When a line in the entries contains the word "Phycology", copy that line in full.

(Stored items from a collection)
*-*-*

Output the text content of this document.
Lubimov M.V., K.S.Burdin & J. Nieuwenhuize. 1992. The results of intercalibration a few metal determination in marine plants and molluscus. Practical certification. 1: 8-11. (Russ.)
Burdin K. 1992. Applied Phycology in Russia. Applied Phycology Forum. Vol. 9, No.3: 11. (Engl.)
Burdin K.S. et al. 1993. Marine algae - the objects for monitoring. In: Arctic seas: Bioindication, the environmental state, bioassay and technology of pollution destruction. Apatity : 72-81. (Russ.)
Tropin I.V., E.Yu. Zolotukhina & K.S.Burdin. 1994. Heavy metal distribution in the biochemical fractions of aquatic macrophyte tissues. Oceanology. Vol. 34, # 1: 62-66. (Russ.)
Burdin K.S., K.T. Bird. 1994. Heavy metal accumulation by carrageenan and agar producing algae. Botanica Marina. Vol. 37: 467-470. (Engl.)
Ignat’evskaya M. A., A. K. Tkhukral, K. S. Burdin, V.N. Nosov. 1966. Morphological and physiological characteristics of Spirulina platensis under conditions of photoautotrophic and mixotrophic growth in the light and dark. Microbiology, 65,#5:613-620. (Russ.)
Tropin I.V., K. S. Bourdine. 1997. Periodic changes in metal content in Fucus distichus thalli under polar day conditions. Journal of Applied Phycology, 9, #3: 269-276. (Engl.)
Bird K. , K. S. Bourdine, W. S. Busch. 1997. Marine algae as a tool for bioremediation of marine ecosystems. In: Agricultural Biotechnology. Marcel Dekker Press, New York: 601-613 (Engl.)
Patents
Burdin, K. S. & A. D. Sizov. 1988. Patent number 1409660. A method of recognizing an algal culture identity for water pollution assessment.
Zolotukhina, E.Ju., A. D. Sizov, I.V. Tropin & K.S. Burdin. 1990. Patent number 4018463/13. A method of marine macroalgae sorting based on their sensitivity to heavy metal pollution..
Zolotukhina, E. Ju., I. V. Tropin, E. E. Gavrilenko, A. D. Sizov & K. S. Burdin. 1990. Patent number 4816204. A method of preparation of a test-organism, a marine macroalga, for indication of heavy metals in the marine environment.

*-*-*

RESULT –
Burdin K. 1992. Applied Phycology in Russia. Applied Phycology Forum. Vol. 9, No.3: 11. (Engl.)
Tropin I.V., K. S. Bourdine. 1997. Periodic changes in metal content in Fucus distichus thalli under polar day conditions. Journal of Applied Phycology, 9, #3: 269-276. (Engl.)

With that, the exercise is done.